#### INSTRUCTIONS FOR THE TASK
Copy out every line of the records where the string "错误的是" occurs.

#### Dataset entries

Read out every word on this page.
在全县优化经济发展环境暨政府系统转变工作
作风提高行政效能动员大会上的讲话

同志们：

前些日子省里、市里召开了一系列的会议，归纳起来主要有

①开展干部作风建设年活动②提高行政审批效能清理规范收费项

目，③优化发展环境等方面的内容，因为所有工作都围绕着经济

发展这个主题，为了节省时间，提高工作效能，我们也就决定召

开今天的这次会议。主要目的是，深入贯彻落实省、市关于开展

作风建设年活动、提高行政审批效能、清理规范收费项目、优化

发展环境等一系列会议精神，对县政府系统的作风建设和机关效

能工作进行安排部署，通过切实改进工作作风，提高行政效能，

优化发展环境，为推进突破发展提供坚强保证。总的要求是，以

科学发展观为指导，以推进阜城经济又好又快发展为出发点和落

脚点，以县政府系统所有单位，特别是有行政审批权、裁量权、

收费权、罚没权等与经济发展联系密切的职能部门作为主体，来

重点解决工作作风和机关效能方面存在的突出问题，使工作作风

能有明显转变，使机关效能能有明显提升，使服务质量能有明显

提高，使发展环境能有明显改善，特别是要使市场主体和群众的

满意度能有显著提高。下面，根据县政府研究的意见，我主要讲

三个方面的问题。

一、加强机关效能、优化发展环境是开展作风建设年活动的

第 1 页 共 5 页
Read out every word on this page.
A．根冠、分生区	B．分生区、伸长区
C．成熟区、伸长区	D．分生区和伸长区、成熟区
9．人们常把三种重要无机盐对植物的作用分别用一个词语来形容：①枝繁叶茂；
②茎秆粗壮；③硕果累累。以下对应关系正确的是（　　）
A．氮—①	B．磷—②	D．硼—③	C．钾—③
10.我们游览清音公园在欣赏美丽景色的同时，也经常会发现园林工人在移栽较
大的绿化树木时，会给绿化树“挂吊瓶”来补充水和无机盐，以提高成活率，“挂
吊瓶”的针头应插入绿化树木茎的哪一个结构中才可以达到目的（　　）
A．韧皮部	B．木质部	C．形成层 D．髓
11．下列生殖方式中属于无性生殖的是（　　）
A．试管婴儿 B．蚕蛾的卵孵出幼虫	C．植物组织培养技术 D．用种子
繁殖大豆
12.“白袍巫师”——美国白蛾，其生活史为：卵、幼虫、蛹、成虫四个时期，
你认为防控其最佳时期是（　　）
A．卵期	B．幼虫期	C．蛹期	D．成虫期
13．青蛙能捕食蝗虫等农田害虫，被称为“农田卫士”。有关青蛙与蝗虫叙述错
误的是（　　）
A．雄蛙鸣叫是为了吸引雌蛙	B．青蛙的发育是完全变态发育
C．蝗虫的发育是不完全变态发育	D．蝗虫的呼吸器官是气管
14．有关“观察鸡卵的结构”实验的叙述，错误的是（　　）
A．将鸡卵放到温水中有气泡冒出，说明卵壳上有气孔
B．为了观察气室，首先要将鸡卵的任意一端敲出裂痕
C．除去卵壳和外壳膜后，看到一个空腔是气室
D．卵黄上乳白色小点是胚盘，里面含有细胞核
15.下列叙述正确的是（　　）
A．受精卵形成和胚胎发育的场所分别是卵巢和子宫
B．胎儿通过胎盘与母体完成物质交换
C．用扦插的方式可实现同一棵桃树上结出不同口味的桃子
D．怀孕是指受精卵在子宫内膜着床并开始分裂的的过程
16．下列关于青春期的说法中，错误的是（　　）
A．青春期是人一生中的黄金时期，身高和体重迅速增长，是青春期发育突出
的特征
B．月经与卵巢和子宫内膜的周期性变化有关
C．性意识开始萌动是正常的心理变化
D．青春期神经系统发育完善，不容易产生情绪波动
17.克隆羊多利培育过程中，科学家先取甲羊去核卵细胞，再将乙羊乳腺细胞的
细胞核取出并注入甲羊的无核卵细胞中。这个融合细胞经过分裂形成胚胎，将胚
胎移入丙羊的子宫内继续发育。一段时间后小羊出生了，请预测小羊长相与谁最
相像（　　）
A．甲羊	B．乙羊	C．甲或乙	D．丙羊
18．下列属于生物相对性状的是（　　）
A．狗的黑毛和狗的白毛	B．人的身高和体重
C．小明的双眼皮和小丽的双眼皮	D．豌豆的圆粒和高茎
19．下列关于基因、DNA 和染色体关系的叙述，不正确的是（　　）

#### RESULT FOR THIS EXERCISE
14．有关“观察鸡卵的结构”实验的叙述，错误的是（　　）
16．下列关于青春期的说法中，错误的是（　　）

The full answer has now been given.